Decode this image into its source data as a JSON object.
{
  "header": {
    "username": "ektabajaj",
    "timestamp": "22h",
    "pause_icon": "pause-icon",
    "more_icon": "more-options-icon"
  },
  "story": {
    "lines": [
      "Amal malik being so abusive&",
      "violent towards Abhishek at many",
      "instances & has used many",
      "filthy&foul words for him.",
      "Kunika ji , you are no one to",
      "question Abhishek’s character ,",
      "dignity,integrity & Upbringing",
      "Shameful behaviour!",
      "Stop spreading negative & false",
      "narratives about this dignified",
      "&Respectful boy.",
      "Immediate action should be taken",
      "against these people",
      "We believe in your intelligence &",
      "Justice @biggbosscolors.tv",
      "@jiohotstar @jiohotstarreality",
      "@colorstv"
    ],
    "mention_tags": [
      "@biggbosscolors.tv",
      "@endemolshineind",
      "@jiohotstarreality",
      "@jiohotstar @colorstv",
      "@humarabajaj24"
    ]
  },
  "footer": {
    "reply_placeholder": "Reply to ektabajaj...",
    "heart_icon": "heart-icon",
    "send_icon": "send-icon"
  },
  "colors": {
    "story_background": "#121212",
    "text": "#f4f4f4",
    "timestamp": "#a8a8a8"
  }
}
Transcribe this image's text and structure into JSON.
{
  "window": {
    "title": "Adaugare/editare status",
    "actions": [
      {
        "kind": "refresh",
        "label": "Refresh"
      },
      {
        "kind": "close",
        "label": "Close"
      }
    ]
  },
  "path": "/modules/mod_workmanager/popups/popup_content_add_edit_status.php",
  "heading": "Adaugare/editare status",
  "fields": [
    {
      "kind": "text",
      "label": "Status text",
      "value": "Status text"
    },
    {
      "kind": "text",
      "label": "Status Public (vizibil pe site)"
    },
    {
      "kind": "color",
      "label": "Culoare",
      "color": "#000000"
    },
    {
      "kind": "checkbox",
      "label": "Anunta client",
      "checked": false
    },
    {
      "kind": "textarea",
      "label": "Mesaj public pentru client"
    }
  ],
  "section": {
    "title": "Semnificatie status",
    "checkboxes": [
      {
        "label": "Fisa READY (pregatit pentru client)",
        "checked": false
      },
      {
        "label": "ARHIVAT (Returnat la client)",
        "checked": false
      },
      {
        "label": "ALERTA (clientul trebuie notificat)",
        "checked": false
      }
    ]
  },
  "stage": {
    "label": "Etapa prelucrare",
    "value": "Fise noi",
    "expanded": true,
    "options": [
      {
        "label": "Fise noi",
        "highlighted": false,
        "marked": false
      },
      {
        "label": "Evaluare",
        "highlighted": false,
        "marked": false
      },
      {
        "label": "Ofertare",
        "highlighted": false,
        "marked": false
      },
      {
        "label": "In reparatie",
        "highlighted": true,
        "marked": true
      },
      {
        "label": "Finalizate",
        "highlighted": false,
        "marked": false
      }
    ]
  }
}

########################################

→ **What to produce**: Return the whole listing exactly.

→ **Full answer**:
Decode this image into its source data as a JSON object.
{
  "header": {
    "username": "ektabajaj",
    "timestamp": "22h",
    "pause_icon": "pause-icon",
    "more_icon": "more-options-icon"
  },
  "story": {
    "lines": [
      "Amal malik being so abusive&",
      "violent towards Abhishek at many",
      "instances & has used many",
      "filthy&foul words for him.",
      "Kunika ji , you are no one to",
      "question Abhishek’s character ,",
      "dignity,integrity & Upbringing",
      "Shameful behaviour!",
      "Stop spreading negative & false",
      "narratives about this dignified",
      "&Respectful boy.",
      "Immediate action should be taken",
      "against these people",
      "We believe in your intelligence &",
      "Justice @biggbosscolors.tv",
      "@jiohotstar @jiohotstarreality",
      "@colorstv"
    ],
    "mention_tags": [
      "@biggbosscolors.tv",
      "@endemolshineind",
      "@jiohotstarreality",
      "@jiohotstar @colorstv",
      "@humarabajaj24"
    ]
  },
  "footer": {
    "reply_placeholder": "Reply to ektabajaj...",
    "heart_icon": "heart-icon",
    "send_icon": "send-icon"
  },
  "colors": {
    "story_background": "#121212",
    "text": "#f4f4f4",
    "timestamp": "#a8a8a8"
  }
}
Transcribe this image's text and structure into JSON.
{
  "window": {
    "title": "Adaugare/editare status",
    "actions": [
      {
        "kind": "refresh",
        "label": "Refresh"
      },
      {
        "kind": "close",
        "label": "Close"
      }
    ]
  },
  "path": "/modules/mod_workmanager/popups/popup_content_add_edit_status.php",
  "heading": "Adaugare/editare status",
  "fields": [
    {
      "kind": "text",
      "label": "Status text",
      "value": "Status text"
    },
    {
      "kind": "text",
      "label": "Status Public (vizibil pe site)"
    },
    {
      "kind": "color",
      "label": "Culoare",
      "color": "#000000"
    },
    {
      "kind": "checkbox",
      "label": "Anunta client",
      "checked": false
    },
    {
      "kind": "textarea",
      "label": "Mesaj public pentru client"
    }
  ],
  "section": {
    "title": "Semnificatie status",
    "checkboxes": [
      {
        "label": "Fisa READY (pregatit pentru client)",
        "checked": false
      },
      {
        "label": "ARHIVAT (Returnat la client)",
        "checked": false
      },
      {
        "label": "ALERTA (clientul trebuie notificat)",
        "checked": false
      }
    ]
  },
  "stage": {
    "label": "Etapa prelucrare",
    "value": "Fise noi",
    "expanded": true,
    "options": [
      {
        "label": "Fise noi",
        "highlighted": false,
        "marked": false
      },
      {
        "label": "Evaluare",
        "highlighted": false,
        "marked": false
      },
      {
        "label": "Ofertare",
        "highlighted": false,
        "marked": false
      },
      {
        "label": "In reparatie",
        "highlighted": true,
        "marked": true
      },
      {
        "label": "Finalizate",
        "highlighted": false,
        "marked": false
      }
    ]
  }
}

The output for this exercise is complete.